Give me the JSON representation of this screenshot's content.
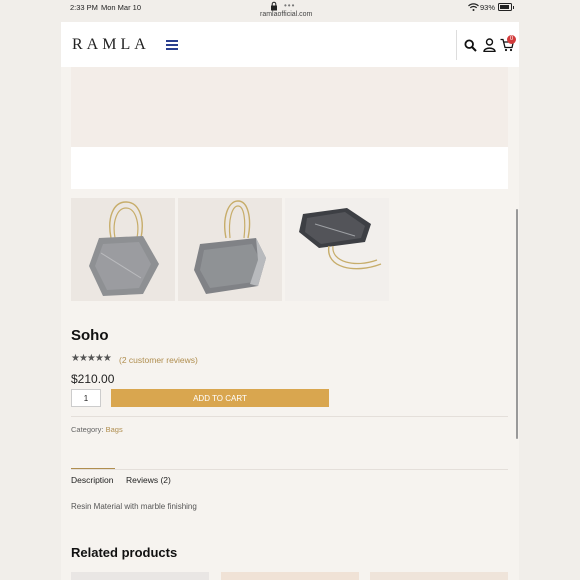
{
  "status_bar": {
    "time": "2:33 PM",
    "date": "Mon Mar 10",
    "url": "ramlaofficial.com",
    "battery_pct": "93%",
    "battery_level": 0.93
  },
  "header": {
    "logo": "RAMLA",
    "cart_count": "0"
  },
  "product": {
    "title": "Soho",
    "stars": "★★★★★",
    "rating": 5,
    "reviews_link": "(2 customer reviews)",
    "price": "$210.00",
    "quantity": "1",
    "add_to_cart_label": "ADD TO CART",
    "category_label": "Category:",
    "category_value": "Bags"
  },
  "tabs": [
    {
      "label": "Description",
      "active": true
    },
    {
      "label": "Reviews (2)",
      "active": false
    }
  ],
  "description_text": "Resin Material with marble finishing",
  "related_heading": "Related products",
  "colors": {
    "accent_gold": "#d9a64f",
    "link_gold": "#b08e4f",
    "menu_blue": "#2a3f8f",
    "badge_red": "#d23c3c"
  },
  "icons": [
    "lock-icon",
    "wifi-icon",
    "battery-icon",
    "hamburger-icon",
    "search-icon",
    "user-icon",
    "cart-icon"
  ]
}
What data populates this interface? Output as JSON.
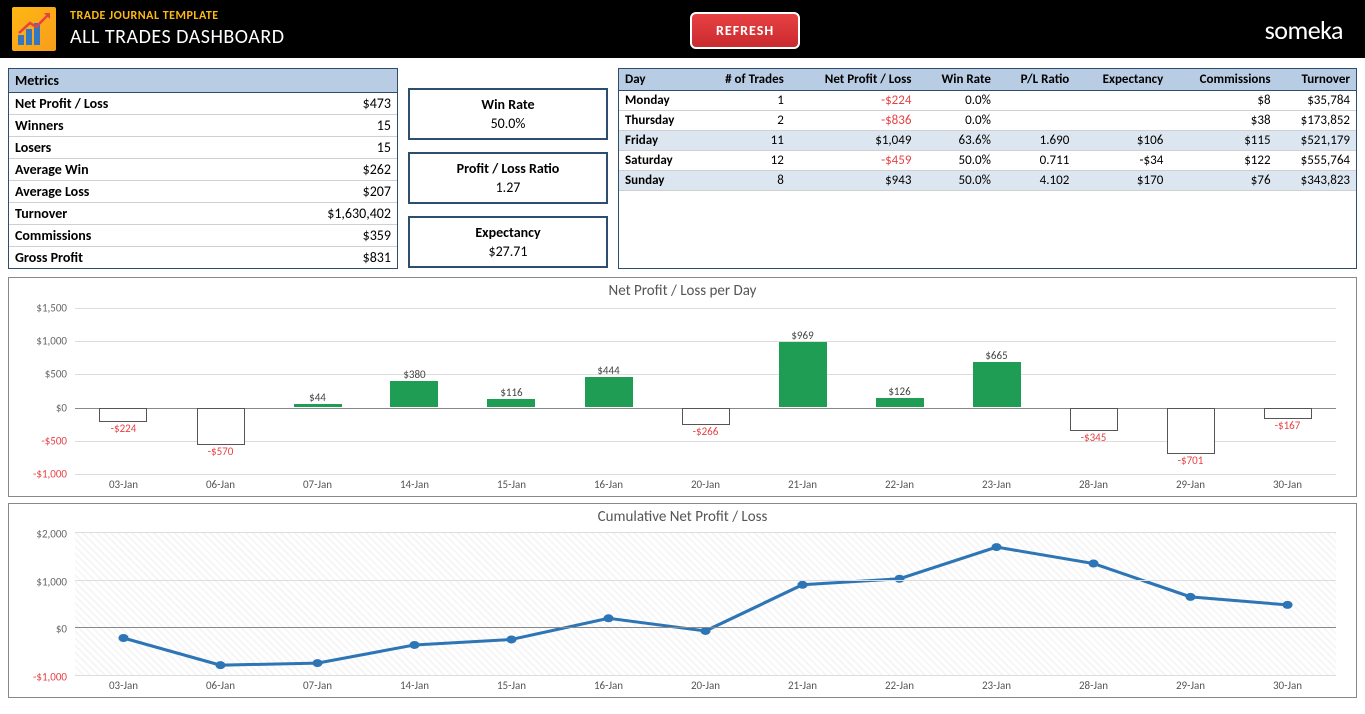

***

* GOAL
Return the full material word for word. Do not include the pictures.

* RESULT OF THE TASK
Give me the JSON representation of this screenshot's content.
{
  "status_bar": {
    "time": "2:33 PM",
    "date": "Mon Mar 10",
    "url": "ramlaofficial.com",
    "battery_pct": "93%",
    "battery_level": 0.93
  },
  "header": {
    "logo": "RAMLA",
    "cart_count": "0"
  },
  "product": {
    "title": "Soho",
    "stars": "★★★★★",
    "rating": 5,
    "reviews_link": "(2 customer reviews)",
    "price": "$210.00",
    "quantity": "1",
    "add_to_cart_label": "ADD TO CART",
    "category_label": "Category:",
    "category_value": "Bags"
  },
  "tabs": [
    {
      "label": "Description",
      "active": true
    },
    {
      "label": "Reviews (2)",
      "active": false
    }
  ],
  "description_text": "Resin Material with marble finishing",
  "related_heading": "Related products",
  "colors": {
    "accent_gold": "#d9a64f",
    "link_gold": "#b08e4f",
    "menu_blue": "#2a3f8f",
    "badge_red": "#d23c3c"
  },
  "icons": [
    "lock-icon",
    "wifi-icon",
    "battery-icon",
    "hamburger-icon",
    "search-icon",
    "user-icon",
    "cart-icon"
  ]
}
What data populates this interface? Output as JSON.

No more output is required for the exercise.